▸ INPUT RECORDS
+ + + + +

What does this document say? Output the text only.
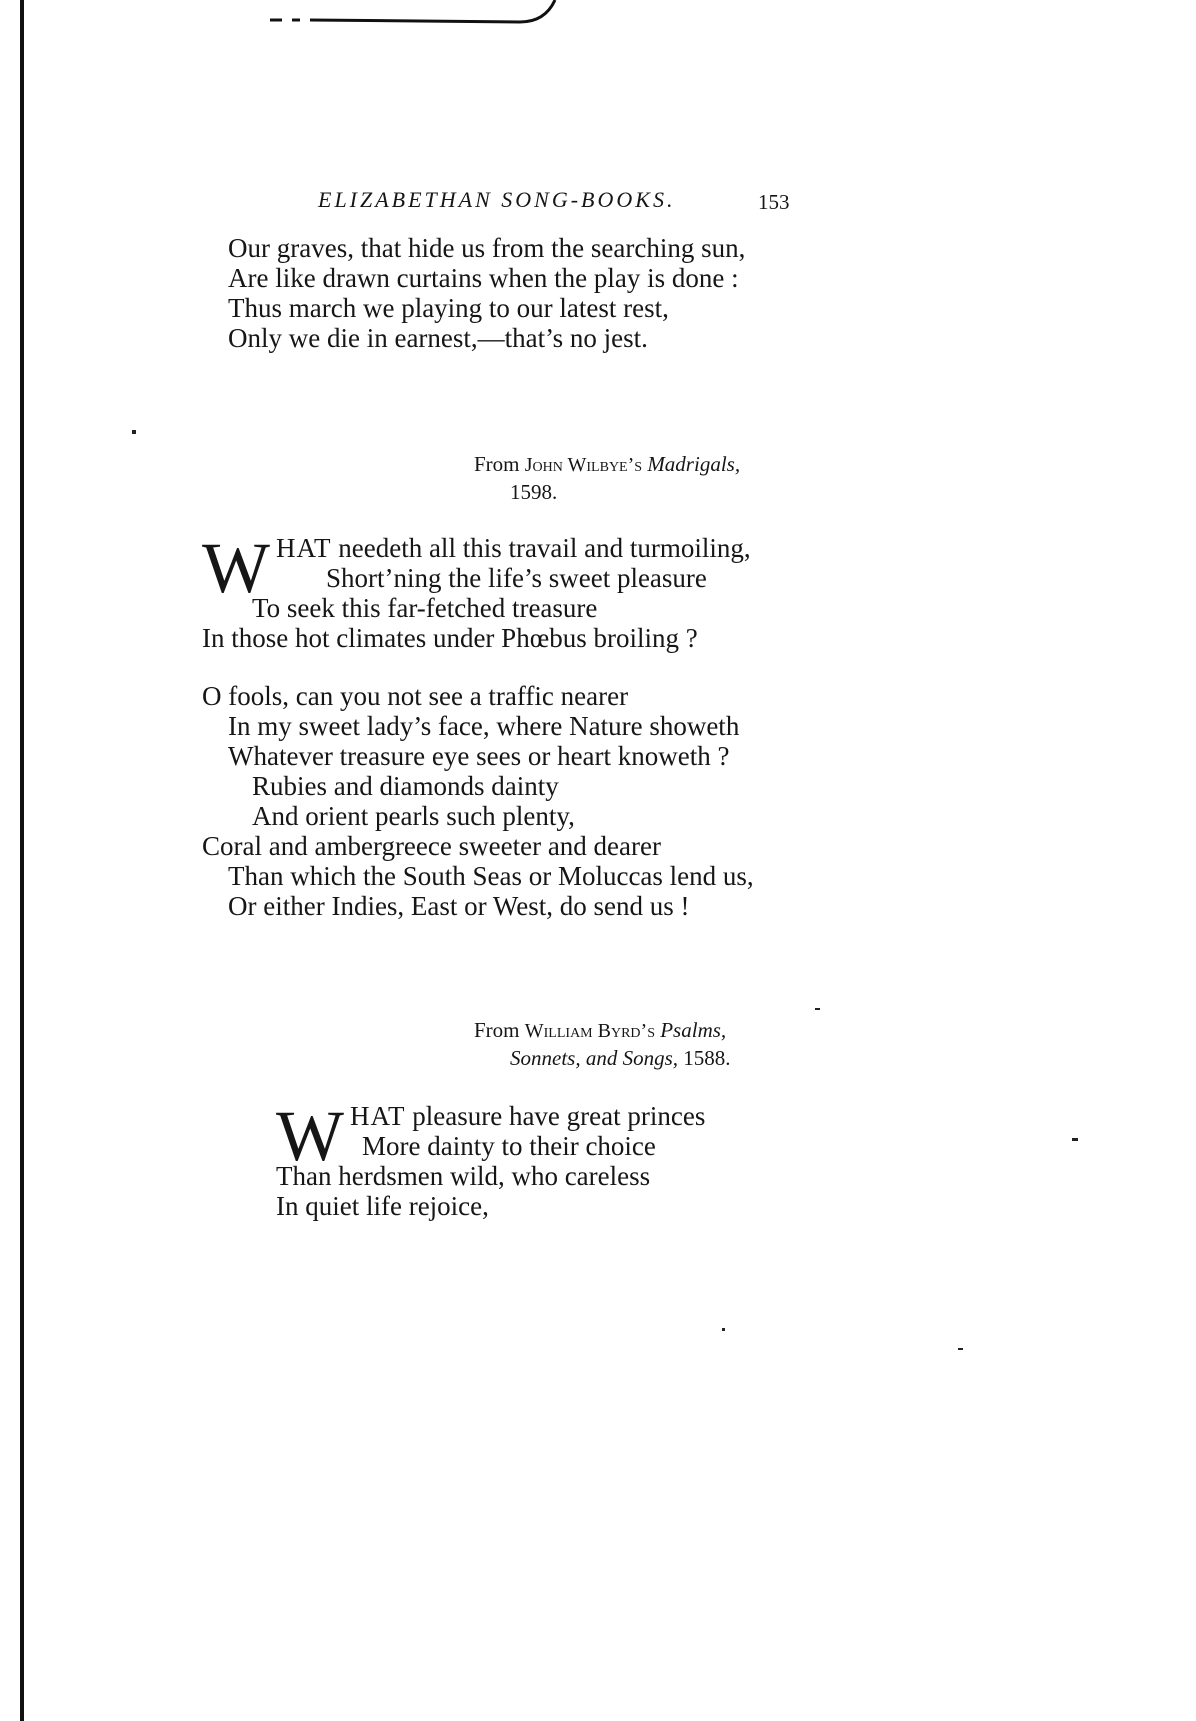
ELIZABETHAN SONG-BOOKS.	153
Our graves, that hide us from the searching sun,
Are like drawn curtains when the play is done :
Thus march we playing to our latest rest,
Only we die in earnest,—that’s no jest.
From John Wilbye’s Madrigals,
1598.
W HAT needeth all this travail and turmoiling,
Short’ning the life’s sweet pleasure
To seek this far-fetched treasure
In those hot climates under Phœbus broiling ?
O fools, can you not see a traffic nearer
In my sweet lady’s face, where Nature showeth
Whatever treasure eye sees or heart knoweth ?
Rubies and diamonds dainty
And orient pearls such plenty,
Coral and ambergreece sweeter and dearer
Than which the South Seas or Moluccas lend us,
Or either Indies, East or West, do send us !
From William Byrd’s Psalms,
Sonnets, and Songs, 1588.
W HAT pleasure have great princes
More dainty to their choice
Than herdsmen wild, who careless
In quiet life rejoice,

+ + + + +

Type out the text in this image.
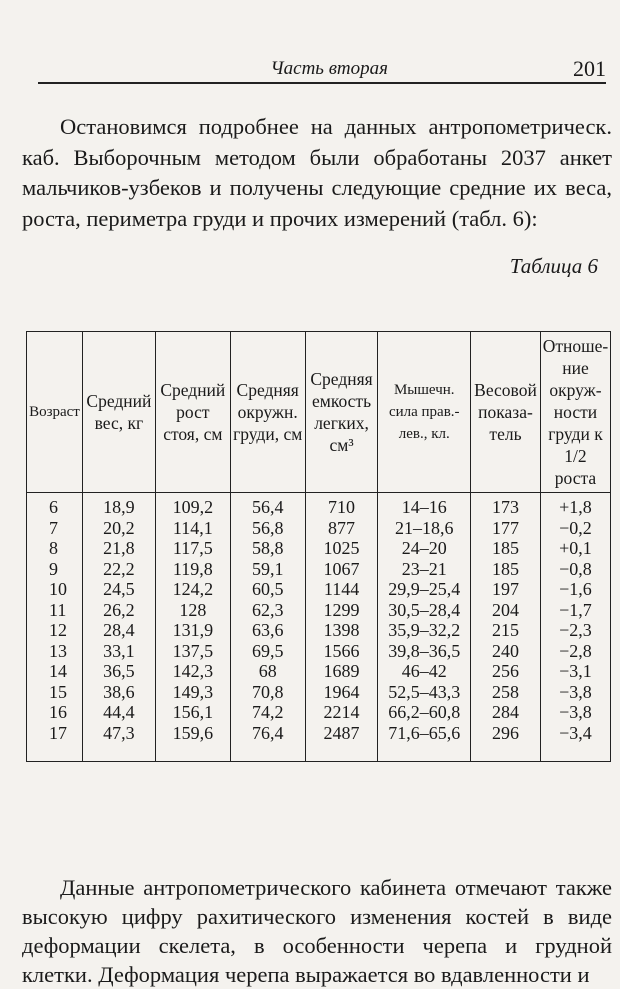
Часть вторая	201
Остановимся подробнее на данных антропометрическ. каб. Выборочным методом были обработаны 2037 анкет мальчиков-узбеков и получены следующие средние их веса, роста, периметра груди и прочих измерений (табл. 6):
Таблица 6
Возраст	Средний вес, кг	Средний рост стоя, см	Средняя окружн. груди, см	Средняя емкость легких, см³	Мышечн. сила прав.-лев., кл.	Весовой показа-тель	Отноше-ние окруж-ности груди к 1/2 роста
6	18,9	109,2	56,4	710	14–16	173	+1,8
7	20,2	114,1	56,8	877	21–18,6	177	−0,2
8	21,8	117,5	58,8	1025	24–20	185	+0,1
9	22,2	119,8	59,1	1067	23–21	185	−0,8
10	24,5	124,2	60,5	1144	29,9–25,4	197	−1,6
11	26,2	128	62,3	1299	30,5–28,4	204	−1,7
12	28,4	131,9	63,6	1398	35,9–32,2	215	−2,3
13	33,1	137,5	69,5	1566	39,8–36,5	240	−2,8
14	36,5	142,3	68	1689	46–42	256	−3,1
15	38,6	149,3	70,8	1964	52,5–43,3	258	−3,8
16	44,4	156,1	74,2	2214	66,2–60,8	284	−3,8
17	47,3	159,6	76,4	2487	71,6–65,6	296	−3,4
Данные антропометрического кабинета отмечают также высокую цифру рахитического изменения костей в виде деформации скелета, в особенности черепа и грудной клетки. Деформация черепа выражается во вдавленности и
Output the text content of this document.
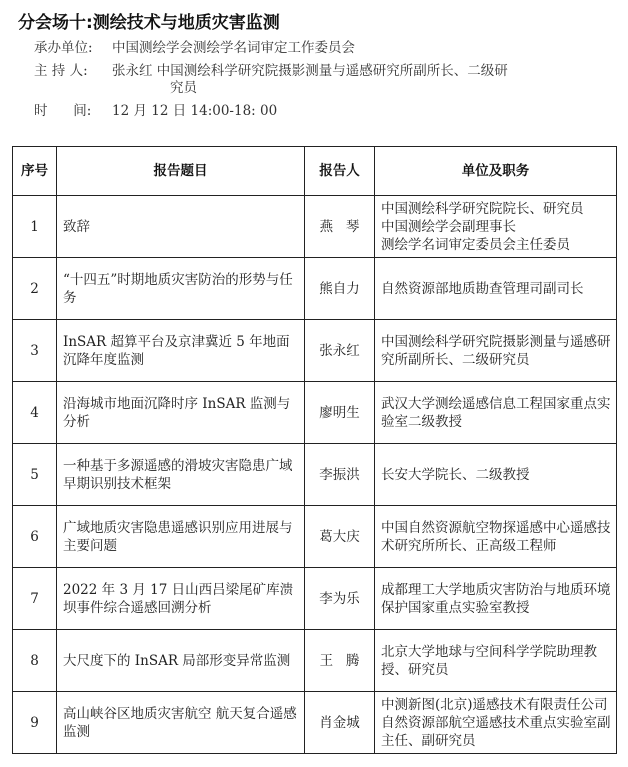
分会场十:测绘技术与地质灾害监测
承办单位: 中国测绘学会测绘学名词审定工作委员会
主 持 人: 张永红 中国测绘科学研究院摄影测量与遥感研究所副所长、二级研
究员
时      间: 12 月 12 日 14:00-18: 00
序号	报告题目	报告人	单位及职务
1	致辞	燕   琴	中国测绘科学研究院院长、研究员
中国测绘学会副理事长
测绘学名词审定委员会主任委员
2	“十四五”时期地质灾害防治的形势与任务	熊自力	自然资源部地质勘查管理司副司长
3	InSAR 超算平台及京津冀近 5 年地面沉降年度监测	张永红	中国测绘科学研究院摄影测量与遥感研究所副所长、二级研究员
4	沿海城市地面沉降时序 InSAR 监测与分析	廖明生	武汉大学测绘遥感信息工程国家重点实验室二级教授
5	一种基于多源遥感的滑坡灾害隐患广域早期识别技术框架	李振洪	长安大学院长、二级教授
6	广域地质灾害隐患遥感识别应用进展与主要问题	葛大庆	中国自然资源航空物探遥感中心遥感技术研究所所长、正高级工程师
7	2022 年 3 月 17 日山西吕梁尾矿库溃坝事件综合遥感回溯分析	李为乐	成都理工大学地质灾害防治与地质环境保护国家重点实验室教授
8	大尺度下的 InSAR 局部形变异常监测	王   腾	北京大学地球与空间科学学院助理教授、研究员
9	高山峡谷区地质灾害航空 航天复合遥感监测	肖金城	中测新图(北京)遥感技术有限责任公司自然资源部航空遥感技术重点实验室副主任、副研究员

+ + + + +

▸ WHAT TO PRODUCE
Count every line in the data where the string "груди" occurs. Give nothing except the number.

▸ FINISHED ANSWER
2